Text
However, with many variations of the great barbell exercise you may be wondering whether it’s better to do incline or flat bench press first.

There are certain factors that you’ll need to take into consideration, so I’d like to reveal these and answer the bench pressing conundrum.

If you want to focus more on your upper chest and anterior deltoid development then you should do incline bench press before flat. However, if you simply want to strengthen your pressing muscles, it makes more sense to do flat bench before incline. Flat bench typically allows you to press more weight, whereas incline bench is the harder of the two exercises.

Which Muscular Development is More Important to You?

Realistically, which exercise you should do first comes down to personal preference, as well as if you wish to focus on one particular area of muscular development.

The flat bench press generally allows you to lift more weight.

So, if your aim is to simply increase your pressing strength and have more of an overall chest workout then it makes sense to do the flat bench press first.

"The flat bench press is the king of chest exercises, but the incline bench is the queen. You need both in your court to rule the kingdom of pecs." - Arnold Schwarzenegger

However, if you wish to focus more on your upper chest development, while strengthening your anterior deltoids, then the incline bench press is the way forward.

With that being said, whichever way round you prefer to do the exercises, you should be aware that you’ll be fairly fatigued by the time you hit the second exercise.

This is why it makes sense to initially decide which area of chest development you want to focus more on before choosing the exercise you’re going to start with.

It’s interesting to note that many bodybuilders choose to do incline first, as their bench press training is more geared towards hypertrophy (as is all their training).

Problems
[1] Retype the stretch of the bench press text from "If you want" through "the flat bench press first.".
[2] In the bench press text, which of the two exercises generally allows you to lift more weight?

[Element and region data]
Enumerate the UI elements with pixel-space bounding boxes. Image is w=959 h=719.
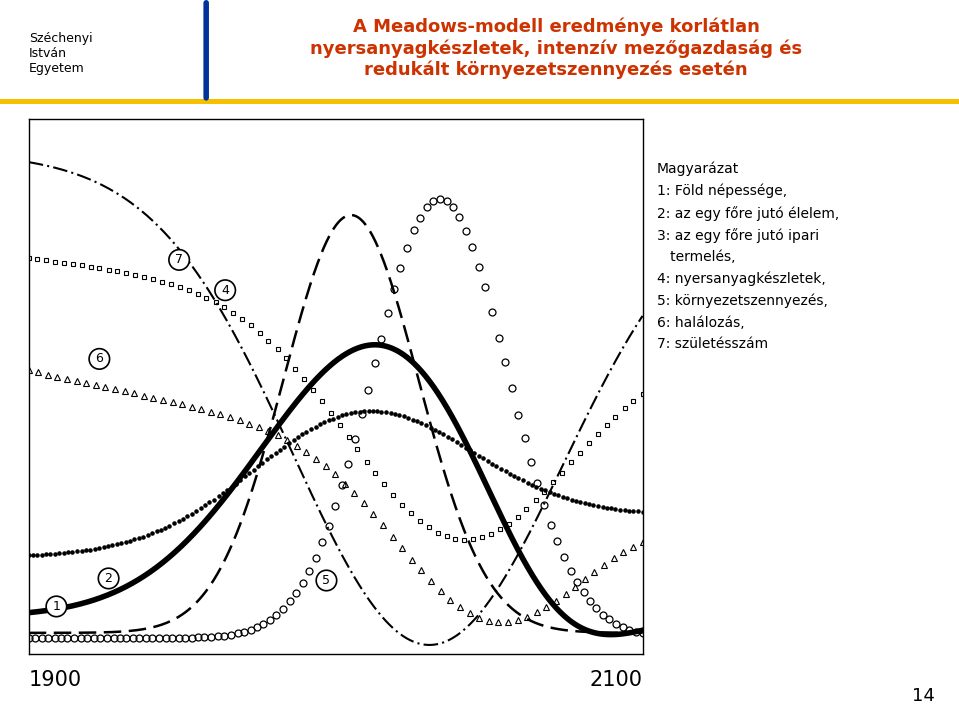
Text: 7: 7	[175, 253, 183, 266]
Text: Széchenyi
István
Egyetem: Széchenyi István Egyetem	[29, 32, 92, 75]
Text: 14: 14	[912, 687, 935, 705]
Text: 1900: 1900	[29, 670, 82, 690]
Text: A Meadows-modell eredménye korlátlan
nyersanyagkészletek, intenzív mezőgazdaság : A Meadows-modell eredménye korlátlan nye…	[310, 18, 803, 79]
Text: 5: 5	[322, 574, 331, 587]
Text: 2: 2	[105, 572, 112, 585]
Text: 6: 6	[95, 352, 104, 365]
Text: Magyarázat
1: Föld népessége,
2: az egy főre jutó élelem,
3: az egy főre jutó ip: Magyarázat 1: Föld népessége, 2: az egy …	[657, 162, 839, 351]
Text: 3: 3	[0, 718, 1, 719]
Text: 1: 1	[53, 600, 60, 613]
Text: 4: 4	[222, 284, 229, 297]
Text: 2100: 2100	[590, 670, 643, 690]
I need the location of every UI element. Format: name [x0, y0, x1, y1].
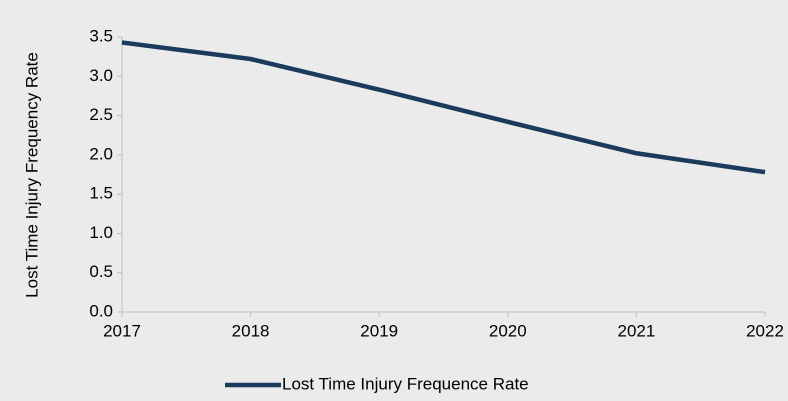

Complete answers
[1]
If you want to focus more on your upper chest and anterior deltoid development then you should do incline bench press before flat. However, if you simply want to strengthen your pressing muscles, it makes more sense to do flat bench before incline. Flat bench typically allows you to press more weight, whereas incline bench is the harder of the two exercises.

Which Muscular Development is More Important to You?

Realistically, which exercise you should do first comes down to personal preference, as well as if you wish to focus on one particular area of muscular development.

The flat bench press generally allows you to lift more weight.

So, if your aim is to simply increase your pressing strength and have more of an overall chest workout then it makes sense to do the flat bench press first.

[2] The flat bench press.